----- Data listing
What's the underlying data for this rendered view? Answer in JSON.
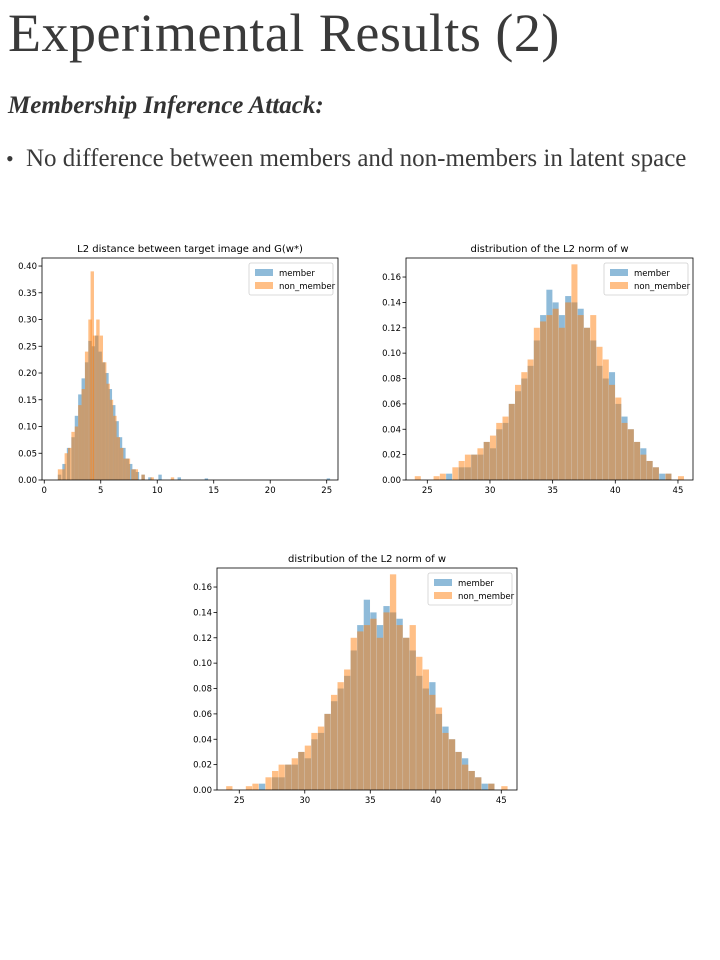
{
  "slide": {
    "title": "Experimental Results (2)",
    "subtitle": "Membership Inference Attack:",
    "bullet": "No difference between members and non-members in latent space"
  },
  "colors": {
    "member": "#1f77b4",
    "non_member": "#ff7f0e",
    "overlap": "#b58a64"
  },
  "chart_data": [
    {
      "type": "histogram",
      "title": "L2 distance between target image and G(w*)",
      "xlim": [
        -0.2,
        26
      ],
      "ylim": [
        0,
        0.415
      ],
      "xticks": [
        0,
        5,
        10,
        15,
        20,
        25
      ],
      "yticks": [
        0.0,
        0.05,
        0.1,
        0.15,
        0.2,
        0.25,
        0.3,
        0.35,
        0.4
      ],
      "ytick_labels": [
        "0.00",
        "0.05",
        "0.10",
        "0.15",
        "0.20",
        "0.25",
        "0.30",
        "0.35",
        "0.40"
      ],
      "legend": "top-right",
      "series": [
        {
          "name": "member",
          "bins": [
            [
              1.2,
              0.01
            ],
            [
              1.6,
              0.03
            ],
            [
              2.0,
              0.06
            ],
            [
              2.4,
              0.08
            ],
            [
              2.7,
              0.12
            ],
            [
              3.0,
              0.16
            ],
            [
              3.3,
              0.19
            ],
            [
              3.6,
              0.22
            ],
            [
              3.9,
              0.26
            ],
            [
              4.2,
              0.25
            ],
            [
              4.5,
              0.27
            ],
            [
              4.8,
              0.24
            ],
            [
              5.1,
              0.22
            ],
            [
              5.4,
              0.2
            ],
            [
              5.7,
              0.17
            ],
            [
              6.0,
              0.14
            ],
            [
              6.3,
              0.11
            ],
            [
              6.6,
              0.08
            ],
            [
              6.9,
              0.06
            ],
            [
              7.2,
              0.04
            ],
            [
              7.5,
              0.03
            ],
            [
              7.8,
              0.02
            ],
            [
              8.1,
              0.015
            ],
            [
              8.6,
              0.01
            ],
            [
              9.2,
              0.005
            ],
            [
              10.1,
              0.01
            ],
            [
              11.8,
              0.005
            ],
            [
              14.2,
              0.003
            ],
            [
              25.0,
              0.003
            ]
          ]
        },
        {
          "name": "non_member",
          "bins": [
            [
              1.2,
              0.02
            ],
            [
              1.5,
              0.02
            ],
            [
              1.8,
              0.05
            ],
            [
              2.1,
              0.06
            ],
            [
              2.4,
              0.09
            ],
            [
              2.7,
              0.1
            ],
            [
              3.0,
              0.14
            ],
            [
              3.3,
              0.17
            ],
            [
              3.6,
              0.24
            ],
            [
              3.9,
              0.3
            ],
            [
              4.1,
              0.39
            ],
            [
              4.3,
              0.27
            ],
            [
              4.6,
              0.3
            ],
            [
              4.9,
              0.27
            ],
            [
              5.2,
              0.22
            ],
            [
              5.5,
              0.18
            ],
            [
              5.8,
              0.15
            ],
            [
              6.1,
              0.12
            ],
            [
              6.4,
              0.08
            ],
            [
              6.7,
              0.06
            ],
            [
              7.0,
              0.04
            ],
            [
              7.3,
              0.04
            ],
            [
              7.7,
              0.02
            ],
            [
              8.0,
              0.02
            ],
            [
              8.6,
              0.01
            ],
            [
              9.4,
              0.005
            ],
            [
              11.2,
              0.005
            ]
          ]
        }
      ]
    },
    {
      "type": "histogram",
      "title": "distribution of the L2 norm of w",
      "xlim": [
        23.3,
        46.2
      ],
      "ylim": [
        0,
        0.175
      ],
      "xticks": [
        25,
        30,
        35,
        40,
        45
      ],
      "yticks": [
        0.0,
        0.02,
        0.04,
        0.06,
        0.08,
        0.1,
        0.12,
        0.14,
        0.16
      ],
      "ytick_labels": [
        "0.00",
        "0.02",
        "0.04",
        "0.06",
        "0.08",
        "0.10",
        "0.12",
        "0.14",
        "0.16"
      ],
      "legend": "top-right",
      "series": [
        {
          "name": "member",
          "bins": [
            [
              26.5,
              0.005
            ],
            [
              27.5,
              0.01
            ],
            [
              28.0,
              0.01
            ],
            [
              28.5,
              0.02
            ],
            [
              29.0,
              0.02
            ],
            [
              29.5,
              0.03
            ],
            [
              30.0,
              0.025
            ],
            [
              30.5,
              0.04
            ],
            [
              31.0,
              0.045
            ],
            [
              31.5,
              0.06
            ],
            [
              32.0,
              0.07
            ],
            [
              32.5,
              0.08
            ],
            [
              33.0,
              0.09
            ],
            [
              33.5,
              0.11
            ],
            [
              34.0,
              0.13
            ],
            [
              34.5,
              0.15
            ],
            [
              35.0,
              0.14
            ],
            [
              35.5,
              0.13
            ],
            [
              36.0,
              0.145
            ],
            [
              36.5,
              0.14
            ],
            [
              37.0,
              0.135
            ],
            [
              37.5,
              0.12
            ],
            [
              38.0,
              0.11
            ],
            [
              38.5,
              0.09
            ],
            [
              39.0,
              0.08
            ],
            [
              39.5,
              0.085
            ],
            [
              40.0,
              0.06
            ],
            [
              40.5,
              0.05
            ],
            [
              41.0,
              0.04
            ],
            [
              41.5,
              0.03
            ],
            [
              42.0,
              0.025
            ],
            [
              42.5,
              0.015
            ],
            [
              43.0,
              0.01
            ],
            [
              43.5,
              0.005
            ],
            [
              44.0,
              0.005
            ]
          ]
        },
        {
          "name": "non_member",
          "bins": [
            [
              24.0,
              0.003
            ],
            [
              25.5,
              0.003
            ],
            [
              26.0,
              0.005
            ],
            [
              27.0,
              0.01
            ],
            [
              27.5,
              0.015
            ],
            [
              28.0,
              0.02
            ],
            [
              28.5,
              0.02
            ],
            [
              29.0,
              0.025
            ],
            [
              29.5,
              0.03
            ],
            [
              30.0,
              0.035
            ],
            [
              30.5,
              0.045
            ],
            [
              31.0,
              0.05
            ],
            [
              31.5,
              0.06
            ],
            [
              32.0,
              0.075
            ],
            [
              32.5,
              0.085
            ],
            [
              33.0,
              0.095
            ],
            [
              33.5,
              0.12
            ],
            [
              34.0,
              0.125
            ],
            [
              34.5,
              0.13
            ],
            [
              35.0,
              0.135
            ],
            [
              35.5,
              0.12
            ],
            [
              36.0,
              0.14
            ],
            [
              36.5,
              0.17
            ],
            [
              37.0,
              0.13
            ],
            [
              37.5,
              0.12
            ],
            [
              38.0,
              0.13
            ],
            [
              38.5,
              0.105
            ],
            [
              39.0,
              0.095
            ],
            [
              39.5,
              0.075
            ],
            [
              40.0,
              0.065
            ],
            [
              40.5,
              0.045
            ],
            [
              41.0,
              0.04
            ],
            [
              41.5,
              0.03
            ],
            [
              42.0,
              0.02
            ],
            [
              42.5,
              0.015
            ],
            [
              43.0,
              0.01
            ],
            [
              44.0,
              0.005
            ],
            [
              45.0,
              0.003
            ]
          ]
        }
      ]
    },
    {
      "type": "histogram",
      "title": "distribution of the L2 norm of w",
      "xlim": [
        23.3,
        46.2
      ],
      "ylim": [
        0,
        0.175
      ],
      "xticks": [
        25,
        30,
        35,
        40,
        45
      ],
      "yticks": [
        0.0,
        0.02,
        0.04,
        0.06,
        0.08,
        0.1,
        0.12,
        0.14,
        0.16
      ],
      "ytick_labels": [
        "0.00",
        "0.02",
        "0.04",
        "0.06",
        "0.08",
        "0.10",
        "0.12",
        "0.14",
        "0.16"
      ],
      "legend": "top-right",
      "series": [
        {
          "name": "member",
          "bins": [
            [
              26.5,
              0.005
            ],
            [
              27.5,
              0.01
            ],
            [
              28.0,
              0.01
            ],
            [
              28.5,
              0.02
            ],
            [
              29.0,
              0.02
            ],
            [
              29.5,
              0.03
            ],
            [
              30.0,
              0.025
            ],
            [
              30.5,
              0.04
            ],
            [
              31.0,
              0.045
            ],
            [
              31.5,
              0.06
            ],
            [
              32.0,
              0.07
            ],
            [
              32.5,
              0.08
            ],
            [
              33.0,
              0.09
            ],
            [
              33.5,
              0.11
            ],
            [
              34.0,
              0.13
            ],
            [
              34.5,
              0.15
            ],
            [
              35.0,
              0.14
            ],
            [
              35.5,
              0.13
            ],
            [
              36.0,
              0.145
            ],
            [
              36.5,
              0.14
            ],
            [
              37.0,
              0.135
            ],
            [
              37.5,
              0.12
            ],
            [
              38.0,
              0.11
            ],
            [
              38.5,
              0.09
            ],
            [
              39.0,
              0.08
            ],
            [
              39.5,
              0.085
            ],
            [
              40.0,
              0.06
            ],
            [
              40.5,
              0.05
            ],
            [
              41.0,
              0.04
            ],
            [
              41.5,
              0.03
            ],
            [
              42.0,
              0.025
            ],
            [
              42.5,
              0.015
            ],
            [
              43.0,
              0.01
            ],
            [
              43.5,
              0.005
            ],
            [
              44.0,
              0.005
            ]
          ]
        },
        {
          "name": "non_member",
          "bins": [
            [
              24.0,
              0.003
            ],
            [
              25.5,
              0.003
            ],
            [
              26.0,
              0.005
            ],
            [
              27.0,
              0.01
            ],
            [
              27.5,
              0.015
            ],
            [
              28.0,
              0.02
            ],
            [
              28.5,
              0.02
            ],
            [
              29.0,
              0.025
            ],
            [
              29.5,
              0.03
            ],
            [
              30.0,
              0.035
            ],
            [
              30.5,
              0.045
            ],
            [
              31.0,
              0.05
            ],
            [
              31.5,
              0.06
            ],
            [
              32.0,
              0.075
            ],
            [
              32.5,
              0.085
            ],
            [
              33.0,
              0.095
            ],
            [
              33.5,
              0.12
            ],
            [
              34.0,
              0.125
            ],
            [
              34.5,
              0.13
            ],
            [
              35.0,
              0.135
            ],
            [
              35.5,
              0.12
            ],
            [
              36.0,
              0.14
            ],
            [
              36.5,
              0.17
            ],
            [
              37.0,
              0.13
            ],
            [
              37.5,
              0.12
            ],
            [
              38.0,
              0.13
            ],
            [
              38.5,
              0.105
            ],
            [
              39.0,
              0.095
            ],
            [
              39.5,
              0.075
            ],
            [
              40.0,
              0.065
            ],
            [
              40.5,
              0.045
            ],
            [
              41.0,
              0.04
            ],
            [
              41.5,
              0.03
            ],
            [
              42.0,
              0.02
            ],
            [
              42.5,
              0.015
            ],
            [
              43.0,
              0.01
            ],
            [
              44.0,
              0.005
            ],
            [
              45.0,
              0.003
            ]
          ]
        }
      ]
    }
  ]
}
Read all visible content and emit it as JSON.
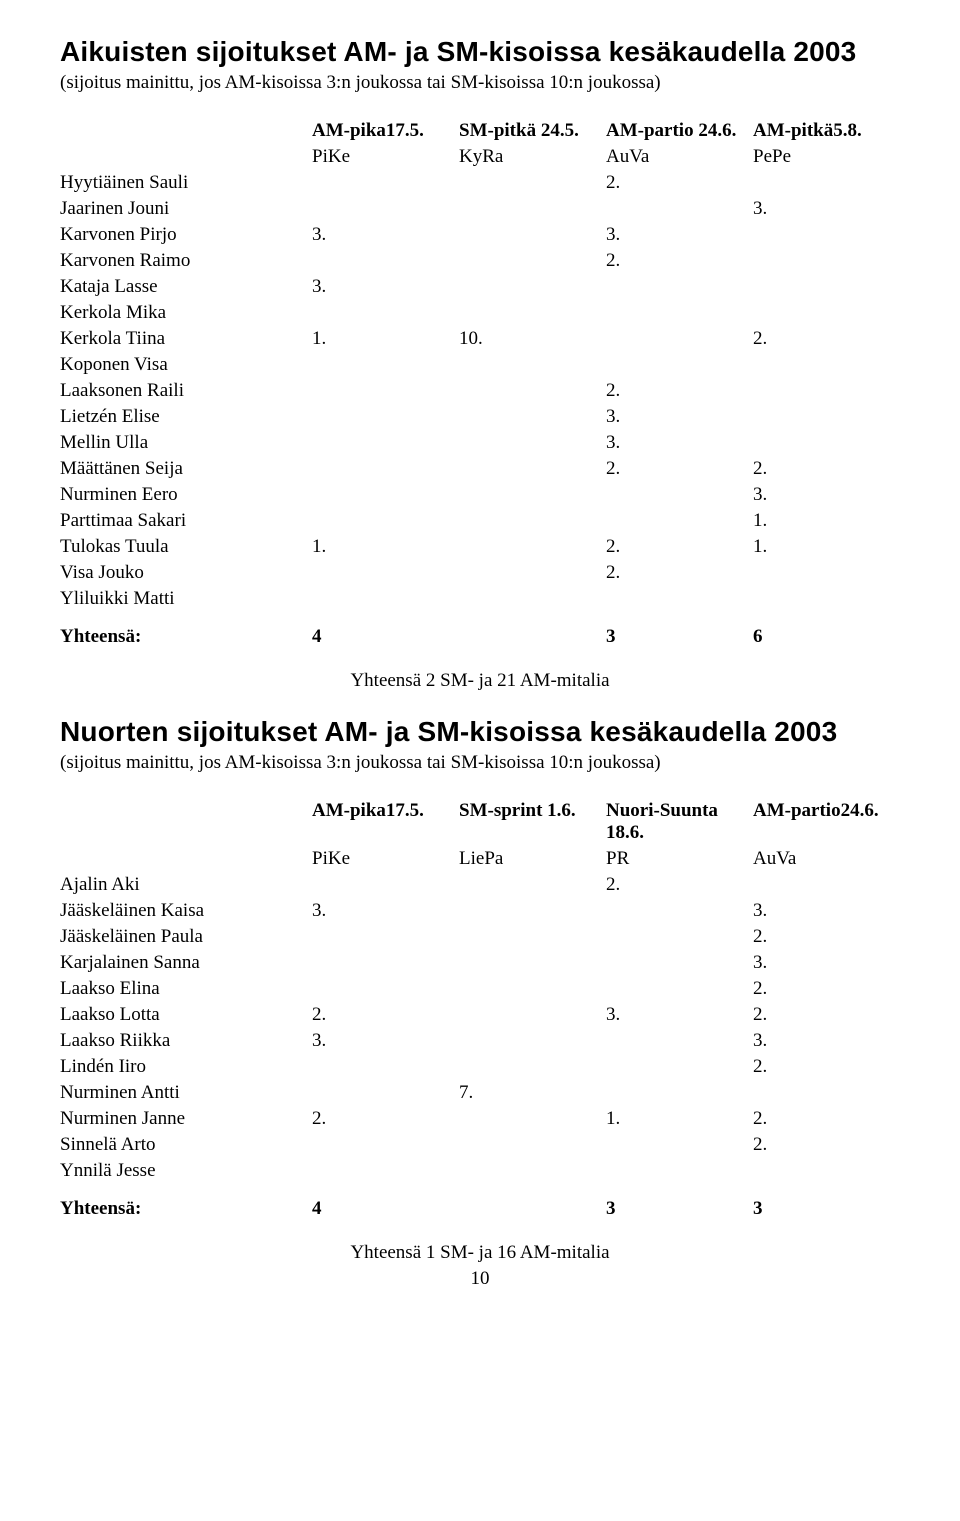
{
  "section1": {
    "title": "Aikuisten sijoitukset AM- ja SM-kisoissa kesäkaudella 2003",
    "subtitle": "(sijoitus mainittu, jos AM-kisoissa 3:n joukossa tai SM-kisoissa 10:n joukossa)",
    "header_event": [
      "AM-pika17.5.",
      "SM-pitkä 24.5.",
      "AM-partio 24.6.",
      "AM-pitkä5.8."
    ],
    "header_club": [
      "PiKe",
      "KyRa",
      "AuVa",
      "PePe"
    ],
    "rows": [
      {
        "name": "Hyytiäinen Sauli",
        "a": "",
        "b": "",
        "c": "2.",
        "d": ""
      },
      {
        "name": "Jaarinen Jouni",
        "a": "",
        "b": "",
        "c": "",
        "d": "3."
      },
      {
        "name": "Karvonen Pirjo",
        "a": "3.",
        "b": "",
        "c": "3.",
        "d": ""
      },
      {
        "name": "Karvonen Raimo",
        "a": "",
        "b": "",
        "c": "2.",
        "d": ""
      },
      {
        "name": "Kataja Lasse",
        "a": "3.",
        "b": "",
        "c": "",
        "d": ""
      },
      {
        "name": "Kerkola Mika",
        "a": "",
        "b": "",
        "c": "",
        "d": ""
      },
      {
        "name": "Kerkola Tiina",
        "a": "1.",
        "b": "10.",
        "c": "",
        "d": "2."
      },
      {
        "name": "Koponen Visa",
        "a": "",
        "b": "",
        "c": "",
        "d": ""
      },
      {
        "name": "Laaksonen Raili",
        "a": "",
        "b": "",
        "c": "2.",
        "d": ""
      },
      {
        "name": "Lietzén Elise",
        "a": "",
        "b": "",
        "c": "3.",
        "d": ""
      },
      {
        "name": "Mellin Ulla",
        "a": "",
        "b": "",
        "c": "3.",
        "d": ""
      },
      {
        "name": "Määttänen Seija",
        "a": "",
        "b": "",
        "c": "2.",
        "d": "2."
      },
      {
        "name": "Nurminen Eero",
        "a": "",
        "b": "",
        "c": "",
        "d": "3."
      },
      {
        "name": "Parttimaa Sakari",
        "a": "",
        "b": "",
        "c": "",
        "d": "1."
      },
      {
        "name": "Tulokas Tuula",
        "a": "1.",
        "b": "",
        "c": "2.",
        "d": "1."
      },
      {
        "name": "Visa Jouko",
        "a": "",
        "b": "",
        "c": "2.",
        "d": ""
      },
      {
        "name": "Yliluikki Matti",
        "a": "",
        "b": "",
        "c": "",
        "d": ""
      }
    ],
    "total_label": "Yhteensä:",
    "totals": [
      "4",
      "",
      "3",
      "6"
    ],
    "summary": "Yhteensä 2 SM- ja 21 AM-mitalia"
  },
  "section2": {
    "title": "Nuorten sijoitukset AM- ja SM-kisoissa kesäkaudella 2003",
    "subtitle": "(sijoitus mainittu, jos AM-kisoissa 3:n joukossa tai SM-kisoissa 10:n joukossa)",
    "header_event": [
      "AM-pika17.5.",
      "SM-sprint 1.6.",
      "Nuori-Suunta 18.6.",
      "AM-partio24.6."
    ],
    "header_club": [
      "PiKe",
      "LiePa",
      "PR",
      "AuVa"
    ],
    "rows": [
      {
        "name": "Ajalin Aki",
        "a": "",
        "b": "",
        "c": "2.",
        "d": ""
      },
      {
        "name": "Jääskeläinen Kaisa",
        "a": "3.",
        "b": "",
        "c": "",
        "d": "3."
      },
      {
        "name": "Jääskeläinen Paula",
        "a": "",
        "b": "",
        "c": "",
        "d": "2."
      },
      {
        "name": "Karjalainen Sanna",
        "a": "",
        "b": "",
        "c": "",
        "d": "3."
      },
      {
        "name": "Laakso Elina",
        "a": "",
        "b": "",
        "c": "",
        "d": "2."
      },
      {
        "name": "Laakso Lotta",
        "a": "2.",
        "b": "",
        "c": "3.",
        "d": "2."
      },
      {
        "name": "Laakso Riikka",
        "a": "3.",
        "b": "",
        "c": "",
        "d": "3."
      },
      {
        "name": "Lindén Iiro",
        "a": "",
        "b": "",
        "c": "",
        "d": "2."
      },
      {
        "name": "Nurminen Antti",
        "a": "",
        "b": "7.",
        "c": "",
        "d": ""
      },
      {
        "name": "Nurminen Janne",
        "a": "2.",
        "b": "",
        "c": "1.",
        "d": "2."
      },
      {
        "name": "Sinnelä Arto",
        "a": "",
        "b": "",
        "c": "",
        "d": "2."
      },
      {
        "name": "Ynnilä Jesse",
        "a": "",
        "b": "",
        "c": "",
        "d": ""
      }
    ],
    "total_label": "Yhteensä:",
    "totals": [
      "4",
      "",
      "3",
      "3"
    ],
    "summary": "Yhteensä 1 SM- ja 16 AM-mitalia"
  },
  "page_number": "10"
}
----------
→ **Task objective**
In the entries above, find every line with the word "Karvonen" and list it.

→ **Correct response**
        "name": "Karvonen Pirjo",
        "name": "Karvonen Raimo",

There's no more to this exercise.